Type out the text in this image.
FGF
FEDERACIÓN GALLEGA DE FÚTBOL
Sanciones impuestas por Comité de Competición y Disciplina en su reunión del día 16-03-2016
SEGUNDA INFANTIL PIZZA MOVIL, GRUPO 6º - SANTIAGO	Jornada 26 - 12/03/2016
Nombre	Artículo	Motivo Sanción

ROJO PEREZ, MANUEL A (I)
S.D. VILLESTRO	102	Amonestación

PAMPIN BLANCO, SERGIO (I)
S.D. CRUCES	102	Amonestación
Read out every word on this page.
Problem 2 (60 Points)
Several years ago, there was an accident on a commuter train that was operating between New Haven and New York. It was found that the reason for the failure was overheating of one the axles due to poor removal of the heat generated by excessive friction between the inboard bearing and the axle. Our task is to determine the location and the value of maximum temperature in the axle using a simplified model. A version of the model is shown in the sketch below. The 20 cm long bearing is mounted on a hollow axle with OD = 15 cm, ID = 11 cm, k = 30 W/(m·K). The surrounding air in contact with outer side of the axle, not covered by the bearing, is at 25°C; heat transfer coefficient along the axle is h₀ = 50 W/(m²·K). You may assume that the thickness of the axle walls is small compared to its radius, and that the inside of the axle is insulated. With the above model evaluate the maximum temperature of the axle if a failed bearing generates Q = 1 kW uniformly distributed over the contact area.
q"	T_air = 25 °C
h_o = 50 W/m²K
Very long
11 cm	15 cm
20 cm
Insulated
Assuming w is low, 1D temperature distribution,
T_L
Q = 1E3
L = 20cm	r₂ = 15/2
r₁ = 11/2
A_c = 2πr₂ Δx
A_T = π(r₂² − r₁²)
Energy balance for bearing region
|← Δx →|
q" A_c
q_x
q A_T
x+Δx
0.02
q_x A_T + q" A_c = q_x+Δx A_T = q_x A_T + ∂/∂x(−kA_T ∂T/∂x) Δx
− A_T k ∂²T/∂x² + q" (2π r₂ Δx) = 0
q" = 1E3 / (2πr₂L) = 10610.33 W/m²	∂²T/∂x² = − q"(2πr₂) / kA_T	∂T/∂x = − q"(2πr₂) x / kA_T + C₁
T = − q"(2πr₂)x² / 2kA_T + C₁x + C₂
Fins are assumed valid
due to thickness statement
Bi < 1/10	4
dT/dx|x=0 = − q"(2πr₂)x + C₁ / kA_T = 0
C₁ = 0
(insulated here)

= PROBLEM REQUIREMENTS =
Repeat each record exactly, leaving nothing out.

= SOLUTION TO THIS PROBLEM =
Type out the text in this image.
FGF
FEDERACIÓN GALLEGA DE FÚTBOL
Sanciones impuestas por Comité de Competición y Disciplina en su reunión del día 16-03-2016
SEGUNDA INFANTIL PIZZA MOVIL, GRUPO 6º - SANTIAGO	Jornada 26 - 12/03/2016
Nombre	Artículo	Motivo Sanción

ROJO PEREZ, MANUEL A (I)
S.D. VILLESTRO	102	Amonestación

PAMPIN BLANCO, SERGIO (I)
S.D. CRUCES	102	Amonestación
Read out every word on this page.
Problem 2 (60 Points)
Several years ago, there was an accident on a commuter train that was operating between New Haven and New York. It was found that the reason for the failure was overheating of one the axles due to poor removal of the heat generated by excessive friction between the inboard bearing and the axle. Our task is to determine the location and the value of maximum temperature in the axle using a simplified model. A version of the model is shown in the sketch below. The 20 cm long bearing is mounted on a hollow axle with OD = 15 cm, ID = 11 cm, k = 30 W/(m·K). The surrounding air in contact with outer side of the axle, not covered by the bearing, is at 25°C; heat transfer coefficient along the axle is h₀ = 50 W/(m²·K). You may assume that the thickness of the axle walls is small compared to its radius, and that the inside of the axle is insulated. With the above model evaluate the maximum temperature of the axle if a failed bearing generates Q = 1 kW uniformly distributed over the contact area.
q"	T_air = 25 °C
h_o = 50 W/m²K
Very long
11 cm	15 cm
20 cm
Insulated
Assuming w is low, 1D temperature distribution,
T_L
Q = 1E3
L = 20cm	r₂ = 15/2
r₁ = 11/2
A_c = 2πr₂ Δx
A_T = π(r₂² − r₁²)
Energy balance for bearing region
|← Δx →|
q" A_c
q_x
q A_T
x+Δx
0.02
q_x A_T + q" A_c = q_x+Δx A_T = q_x A_T + ∂/∂x(−kA_T ∂T/∂x) Δx
− A_T k ∂²T/∂x² + q" (2π r₂ Δx) = 0
q" = 1E3 / (2πr₂L) = 10610.33 W/m²	∂²T/∂x² = − q"(2πr₂) / kA_T	∂T/∂x = − q"(2πr₂) x / kA_T + C₁
T = − q"(2πr₂)x² / 2kA_T + C₁x + C₂
Fins are assumed valid
due to thickness statement
Bi < 1/10	4
dT/dx|x=0 = − q"(2πr₂)x + C₁ / kA_T = 0
C₁ = 0
(insulated here)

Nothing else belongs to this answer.